◆ Material for this task:
______

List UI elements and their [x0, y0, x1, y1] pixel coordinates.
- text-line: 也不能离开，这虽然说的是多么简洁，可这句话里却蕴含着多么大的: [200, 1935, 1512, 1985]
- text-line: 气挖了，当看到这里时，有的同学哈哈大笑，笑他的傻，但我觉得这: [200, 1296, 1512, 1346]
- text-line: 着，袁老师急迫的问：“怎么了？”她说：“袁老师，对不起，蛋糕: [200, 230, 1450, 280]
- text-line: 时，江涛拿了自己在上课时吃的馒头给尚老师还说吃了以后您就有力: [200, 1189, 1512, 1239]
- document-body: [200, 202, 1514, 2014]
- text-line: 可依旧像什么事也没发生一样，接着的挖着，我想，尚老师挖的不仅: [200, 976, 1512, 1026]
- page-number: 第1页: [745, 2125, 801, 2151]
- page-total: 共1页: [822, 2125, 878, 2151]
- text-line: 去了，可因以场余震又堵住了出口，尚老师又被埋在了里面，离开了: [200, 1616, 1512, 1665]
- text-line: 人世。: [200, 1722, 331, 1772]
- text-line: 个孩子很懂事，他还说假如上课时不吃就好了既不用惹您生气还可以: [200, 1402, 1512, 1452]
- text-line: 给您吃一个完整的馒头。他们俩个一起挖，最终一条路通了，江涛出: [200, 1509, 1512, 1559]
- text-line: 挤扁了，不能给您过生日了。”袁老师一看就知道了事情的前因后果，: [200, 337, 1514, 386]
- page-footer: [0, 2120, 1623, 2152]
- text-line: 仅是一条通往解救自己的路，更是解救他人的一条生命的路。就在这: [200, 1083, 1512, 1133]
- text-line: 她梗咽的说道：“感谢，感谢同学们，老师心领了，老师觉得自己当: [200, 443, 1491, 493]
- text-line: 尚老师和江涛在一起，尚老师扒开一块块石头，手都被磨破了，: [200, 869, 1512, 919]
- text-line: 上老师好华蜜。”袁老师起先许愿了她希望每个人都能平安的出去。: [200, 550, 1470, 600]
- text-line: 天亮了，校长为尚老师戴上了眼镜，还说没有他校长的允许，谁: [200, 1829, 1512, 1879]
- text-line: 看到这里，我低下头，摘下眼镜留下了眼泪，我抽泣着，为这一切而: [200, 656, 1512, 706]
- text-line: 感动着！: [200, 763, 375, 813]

______

◆ What you have to do: Reproduce every line of the data above, without changing anything.

◆ Answer to this problem:
List UI elements and their [x0, y0, x1, y1] pixel coordinates.
- text-line: 也不能离开，这虽然说的是多么简洁，可这句话里却蕴含着多么大的: [200, 1935, 1512, 1985]
- text-line: 气挖了，当看到这里时，有的同学哈哈大笑，笑他的傻，但我觉得这: [200, 1296, 1512, 1346]
- text-line: 着，袁老师急迫的问：“怎么了？”她说：“袁老师，对不起，蛋糕: [200, 230, 1450, 280]
- text-line: 时，江涛拿了自己在上课时吃的馒头给尚老师还说吃了以后您就有力: [200, 1189, 1512, 1239]
- document-body: [200, 202, 1514, 2014]
- text-line: 可依旧像什么事也没发生一样，接着的挖着，我想，尚老师挖的不仅: [200, 976, 1512, 1026]
- page-number: 第1页: [745, 2125, 801, 2151]
- page-total: 共1页: [822, 2125, 878, 2151]
- text-line: 去了，可因以场余震又堵住了出口，尚老师又被埋在了里面，离开了: [200, 1616, 1512, 1665]
- text-line: 人世。: [200, 1722, 331, 1772]
- text-line: 个孩子很懂事，他还说假如上课时不吃就好了既不用惹您生气还可以: [200, 1402, 1512, 1452]
- text-line: 给您吃一个完整的馒头。他们俩个一起挖，最终一条路通了，江涛出: [200, 1509, 1512, 1559]
- text-line: 挤扁了，不能给您过生日了。”袁老师一看就知道了事情的前因后果，: [200, 337, 1514, 386]
- page-footer: [0, 2120, 1623, 2152]
- text-line: 仅是一条通往解救自己的路，更是解救他人的一条生命的路。就在这: [200, 1083, 1512, 1133]
- text-line: 她梗咽的说道：“感谢，感谢同学们，老师心领了，老师觉得自己当: [200, 443, 1491, 493]
- text-line: 尚老师和江涛在一起，尚老师扒开一块块石头，手都被磨破了，: [200, 869, 1512, 919]
- text-line: 上老师好华蜜。”袁老师起先许愿了她希望每个人都能平安的出去。: [200, 550, 1470, 600]
- text-line: 天亮了，校长为尚老师戴上了眼镜，还说没有他校长的允许，谁: [200, 1829, 1512, 1879]
- text-line: 看到这里，我低下头，摘下眼镜留下了眼泪，我抽泣着，为这一切而: [200, 656, 1512, 706]
- text-line: 感动着！: [200, 763, 375, 813]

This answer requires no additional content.